* Provided data:
"""
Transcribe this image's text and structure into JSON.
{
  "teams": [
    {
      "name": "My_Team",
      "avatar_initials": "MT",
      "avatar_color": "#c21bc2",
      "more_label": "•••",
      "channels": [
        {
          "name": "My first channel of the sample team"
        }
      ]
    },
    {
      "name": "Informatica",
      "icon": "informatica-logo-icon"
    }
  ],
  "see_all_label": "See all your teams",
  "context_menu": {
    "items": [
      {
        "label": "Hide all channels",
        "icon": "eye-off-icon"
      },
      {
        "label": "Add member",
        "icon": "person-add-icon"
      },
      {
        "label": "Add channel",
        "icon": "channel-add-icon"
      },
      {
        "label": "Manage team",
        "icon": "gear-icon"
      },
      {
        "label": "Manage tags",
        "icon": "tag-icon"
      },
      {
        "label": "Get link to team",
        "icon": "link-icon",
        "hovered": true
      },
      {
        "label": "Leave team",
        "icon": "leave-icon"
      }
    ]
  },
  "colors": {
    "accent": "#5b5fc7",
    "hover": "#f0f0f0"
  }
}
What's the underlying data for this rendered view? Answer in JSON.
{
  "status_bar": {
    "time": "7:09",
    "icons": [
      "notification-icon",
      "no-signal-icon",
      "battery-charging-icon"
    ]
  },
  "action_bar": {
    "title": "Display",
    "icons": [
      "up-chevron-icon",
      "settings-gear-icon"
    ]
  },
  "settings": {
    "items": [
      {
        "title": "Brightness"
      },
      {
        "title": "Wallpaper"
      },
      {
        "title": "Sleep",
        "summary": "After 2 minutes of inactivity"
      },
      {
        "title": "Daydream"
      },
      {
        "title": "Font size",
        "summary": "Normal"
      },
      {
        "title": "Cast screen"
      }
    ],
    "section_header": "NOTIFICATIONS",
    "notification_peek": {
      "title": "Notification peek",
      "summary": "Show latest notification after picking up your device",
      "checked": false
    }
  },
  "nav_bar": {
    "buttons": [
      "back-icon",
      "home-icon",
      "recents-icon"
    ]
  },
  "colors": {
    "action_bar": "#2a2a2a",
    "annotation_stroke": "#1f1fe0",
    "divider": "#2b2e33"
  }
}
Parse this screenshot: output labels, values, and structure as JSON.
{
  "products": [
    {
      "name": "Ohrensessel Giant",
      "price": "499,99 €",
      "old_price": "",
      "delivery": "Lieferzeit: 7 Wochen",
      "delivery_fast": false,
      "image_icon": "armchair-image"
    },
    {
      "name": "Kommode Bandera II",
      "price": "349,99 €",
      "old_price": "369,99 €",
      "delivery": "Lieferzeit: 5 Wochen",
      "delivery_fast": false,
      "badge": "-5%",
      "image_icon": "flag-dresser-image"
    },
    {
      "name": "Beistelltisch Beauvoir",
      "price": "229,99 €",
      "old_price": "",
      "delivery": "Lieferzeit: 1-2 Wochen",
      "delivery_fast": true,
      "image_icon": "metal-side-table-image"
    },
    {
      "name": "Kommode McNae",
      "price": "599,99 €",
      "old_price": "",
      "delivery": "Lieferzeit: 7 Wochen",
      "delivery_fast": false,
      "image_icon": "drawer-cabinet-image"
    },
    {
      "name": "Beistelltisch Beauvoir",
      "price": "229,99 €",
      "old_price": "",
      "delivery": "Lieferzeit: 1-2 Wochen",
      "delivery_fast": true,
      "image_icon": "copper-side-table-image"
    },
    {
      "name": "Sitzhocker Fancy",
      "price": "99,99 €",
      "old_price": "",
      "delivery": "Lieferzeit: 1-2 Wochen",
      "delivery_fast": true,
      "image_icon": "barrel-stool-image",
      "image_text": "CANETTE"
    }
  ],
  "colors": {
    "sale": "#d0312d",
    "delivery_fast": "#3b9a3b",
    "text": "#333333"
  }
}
"""
* Exercise objective: Give only the number of lines in the listing above that include the string "summary".

* Finished exercise: 3